WHAT IS NEEDED:
Repeat the full listing, word for word.

INFORMATION SUPPLIED:
----
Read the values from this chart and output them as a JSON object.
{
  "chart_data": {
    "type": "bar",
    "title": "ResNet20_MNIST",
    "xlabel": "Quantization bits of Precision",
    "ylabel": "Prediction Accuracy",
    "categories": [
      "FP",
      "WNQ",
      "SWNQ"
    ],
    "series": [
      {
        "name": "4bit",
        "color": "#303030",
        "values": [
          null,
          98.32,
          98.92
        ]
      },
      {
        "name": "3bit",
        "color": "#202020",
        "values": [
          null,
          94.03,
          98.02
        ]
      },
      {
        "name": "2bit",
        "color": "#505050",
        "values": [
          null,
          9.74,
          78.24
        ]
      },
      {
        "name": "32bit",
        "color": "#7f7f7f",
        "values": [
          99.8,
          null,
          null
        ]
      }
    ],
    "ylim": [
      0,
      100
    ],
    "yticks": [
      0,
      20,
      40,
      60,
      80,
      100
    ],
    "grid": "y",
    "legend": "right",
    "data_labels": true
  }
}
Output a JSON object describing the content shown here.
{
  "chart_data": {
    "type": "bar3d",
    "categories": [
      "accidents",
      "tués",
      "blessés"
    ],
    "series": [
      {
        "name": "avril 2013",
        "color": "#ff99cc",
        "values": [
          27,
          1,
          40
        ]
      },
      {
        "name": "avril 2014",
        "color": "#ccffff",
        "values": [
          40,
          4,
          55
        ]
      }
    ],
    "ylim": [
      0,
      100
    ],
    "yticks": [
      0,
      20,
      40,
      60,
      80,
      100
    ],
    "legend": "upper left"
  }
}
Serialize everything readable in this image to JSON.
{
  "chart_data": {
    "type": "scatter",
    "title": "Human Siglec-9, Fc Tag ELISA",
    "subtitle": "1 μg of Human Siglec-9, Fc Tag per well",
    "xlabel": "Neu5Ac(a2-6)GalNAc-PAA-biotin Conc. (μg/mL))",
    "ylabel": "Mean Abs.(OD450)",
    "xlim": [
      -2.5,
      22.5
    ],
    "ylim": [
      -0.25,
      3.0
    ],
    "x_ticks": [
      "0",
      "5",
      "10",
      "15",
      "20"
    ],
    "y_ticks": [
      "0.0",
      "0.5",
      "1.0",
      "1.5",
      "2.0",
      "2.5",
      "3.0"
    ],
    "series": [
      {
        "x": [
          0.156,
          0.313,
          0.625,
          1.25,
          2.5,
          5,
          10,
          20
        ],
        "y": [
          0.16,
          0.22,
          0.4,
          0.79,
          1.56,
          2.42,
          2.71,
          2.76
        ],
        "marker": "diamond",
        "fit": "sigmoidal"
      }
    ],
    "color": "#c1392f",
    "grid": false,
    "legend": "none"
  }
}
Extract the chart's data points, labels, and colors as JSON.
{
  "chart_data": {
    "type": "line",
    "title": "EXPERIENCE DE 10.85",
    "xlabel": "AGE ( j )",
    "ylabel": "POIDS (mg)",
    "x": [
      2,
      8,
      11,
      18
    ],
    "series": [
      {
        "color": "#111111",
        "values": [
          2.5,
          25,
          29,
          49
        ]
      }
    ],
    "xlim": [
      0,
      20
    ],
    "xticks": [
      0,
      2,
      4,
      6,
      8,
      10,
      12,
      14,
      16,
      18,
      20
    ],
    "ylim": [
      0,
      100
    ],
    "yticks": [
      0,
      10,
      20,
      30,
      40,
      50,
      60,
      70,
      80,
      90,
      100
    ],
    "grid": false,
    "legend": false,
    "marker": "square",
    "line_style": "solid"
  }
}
----
RESULT FOR THIS EXERCISE:
Read the values from this chart and output them as a JSON object.
{
  "chart_data": {
    "type": "bar",
    "title": "ResNet20_MNIST",
    "xlabel": "Quantization bits of Precision",
    "ylabel": "Prediction Accuracy",
    "categories": [
      "FP",
      "WNQ",
      "SWNQ"
    ],
    "series": [
      {
        "name": "4bit",
        "color": "#303030",
        "values": [
          null,
          98.32,
          98.92
        ]
      },
      {
        "name": "3bit",
        "color": "#202020",
        "values": [
          null,
          94.03,
          98.02
        ]
      },
      {
        "name": "2bit",
        "color": "#505050",
        "values": [
          null,
          9.74,
          78.24
        ]
      },
      {
        "name": "32bit",
        "color": "#7f7f7f",
        "values": [
          99.8,
          null,
          null
        ]
      }
    ],
    "ylim": [
      0,
      100
    ],
    "yticks": [
      0,
      20,
      40,
      60,
      80,
      100
    ],
    "grid": "y",
    "legend": "right",
    "data_labels": true
  }
}
Output a JSON object describing the content shown here.
{
  "chart_data": {
    "type": "bar3d",
    "categories": [
      "accidents",
      "tués",
      "blessés"
    ],
    "series": [
      {
        "name": "avril 2013",
        "color": "#ff99cc",
        "values": [
          27,
          1,
          40
        ]
      },
      {
        "name": "avril 2014",
        "color": "#ccffff",
        "values": [
          40,
          4,
          55
        ]
      }
    ],
    "ylim": [
      0,
      100
    ],
    "yticks": [
      0,
      20,
      40,
      60,
      80,
      100
    ],
    "legend": "upper left"
  }
}
Serialize everything readable in this image to JSON.
{
  "chart_data": {
    "type": "scatter",
    "title": "Human Siglec-9, Fc Tag ELISA",
    "subtitle": "1 μg of Human Siglec-9, Fc Tag per well",
    "xlabel": "Neu5Ac(a2-6)GalNAc-PAA-biotin Conc. (μg/mL))",
    "ylabel": "Mean Abs.(OD450)",
    "xlim": [
      -2.5,
      22.5
    ],
    "ylim": [
      -0.25,
      3.0
    ],
    "x_ticks": [
      "0",
      "5",
      "10",
      "15",
      "20"
    ],
    "y_ticks": [
      "0.0",
      "0.5",
      "1.0",
      "1.5",
      "2.0",
      "2.5",
      "3.0"
    ],
    "series": [
      {
        "x": [
          0.156,
          0.313,
          0.625,
          1.25,
          2.5,
          5,
          10,
          20
        ],
        "y": [
          0.16,
          0.22,
          0.4,
          0.79,
          1.56,
          2.42,
          2.71,
          2.76
        ],
        "marker": "diamond",
        "fit": "sigmoidal"
      }
    ],
    "color": "#c1392f",
    "grid": false,
    "legend": "none"
  }
}
Extract the chart's data points, labels, and colors as JSON.
{
  "chart_data": {
    "type": "line",
    "title": "EXPERIENCE DE 10.85",
    "xlabel": "AGE ( j )",
    "ylabel": "POIDS (mg)",
    "x": [
      2,
      8,
      11,
      18
    ],
    "series": [
      {
        "color": "#111111",
        "values": [
          2.5,
          25,
          29,
          49
        ]
      }
    ],
    "xlim": [
      0,
      20
    ],
    "xticks": [
      0,
      2,
      4,
      6,
      8,
      10,
      12,
      14,
      16,
      18,
      20
    ],
    "ylim": [
      0,
      100
    ],
    "yticks": [
      0,
      10,
      20,
      30,
      40,
      50,
      60,
      70,
      80,
      90,
      100
    ],
    "grid": false,
    "legend": false,
    "marker": "square",
    "line_style": "solid"
  }
}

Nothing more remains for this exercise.